- [The problem]:
In the copy, include every entry exactly but none of the images.

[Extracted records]
____

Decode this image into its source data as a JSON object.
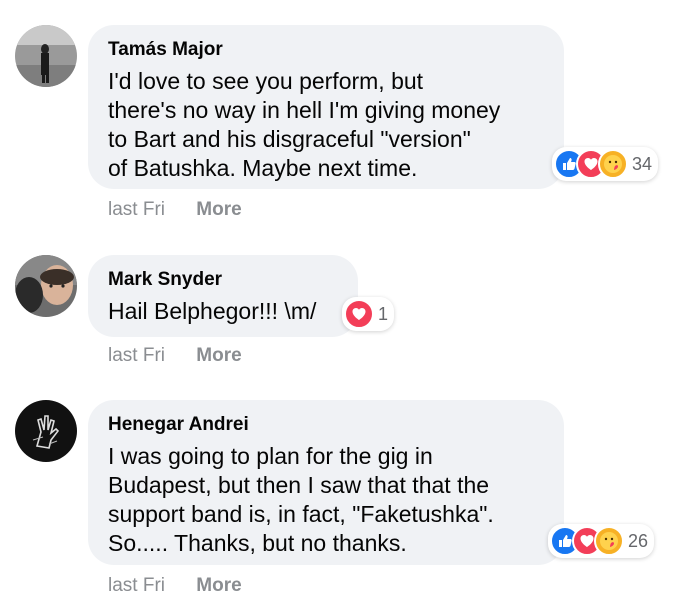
{
  "comments": [
    {
      "author": "Tamás Major",
      "text": "I'd love to see you perform, but\nthere's no way in hell I'm giving money\nto Bart and his disgraceful \"version\"\nof Batushka. Maybe next time.",
      "time": "last Fri",
      "more": "More",
      "reaction_count": "34",
      "reactions": [
        "like-icon",
        "love-icon",
        "care-icon"
      ]
    },
    {
      "author": "Mark Snyder",
      "text": "Hail Belphegor!!! \\m/",
      "time": "last Fri",
      "more": "More",
      "reaction_count": "1",
      "reactions": [
        "love-icon"
      ]
    },
    {
      "author": "Henegar Andrei",
      "text": "I was going to plan for the gig in\nBudapest, but then I saw that that the\nsupport band is, in fact, \"Faketushka\".\nSo..... Thanks, but no thanks.",
      "time": "last Fri",
      "more": "More",
      "reaction_count": "26",
      "reactions": [
        "like-icon",
        "love-icon",
        "care-icon"
      ]
    }
  ],
  "colors": {
    "bubble": "#f0f2f5",
    "text": "#050505",
    "meta": "#8a8d91",
    "like": "#1877f2",
    "love": "#f33e58",
    "care": "#f7b125"
  }
}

____

- [Completed task]:
Decode this image into its source data as a JSON object.
{
  "comments": [
    {
      "author": "Tamás Major",
      "text": "I'd love to see you perform, but\nthere's no way in hell I'm giving money\nto Bart and his disgraceful \"version\"\nof Batushka. Maybe next time.",
      "time": "last Fri",
      "more": "More",
      "reaction_count": "34",
      "reactions": [
        "like-icon",
        "love-icon",
        "care-icon"
      ]
    },
    {
      "author": "Mark Snyder",
      "text": "Hail Belphegor!!! \\m/",
      "time": "last Fri",
      "more": "More",
      "reaction_count": "1",
      "reactions": [
        "love-icon"
      ]
    },
    {
      "author": "Henegar Andrei",
      "text": "I was going to plan for the gig in\nBudapest, but then I saw that that the\nsupport band is, in fact, \"Faketushka\".\nSo..... Thanks, but no thanks.",
      "time": "last Fri",
      "more": "More",
      "reaction_count": "26",
      "reactions": [
        "like-icon",
        "love-icon",
        "care-icon"
      ]
    }
  ],
  "colors": {
    "bubble": "#f0f2f5",
    "text": "#050505",
    "meta": "#8a8d91",
    "like": "#1877f2",
    "love": "#f33e58",
    "care": "#f7b125"
  }
}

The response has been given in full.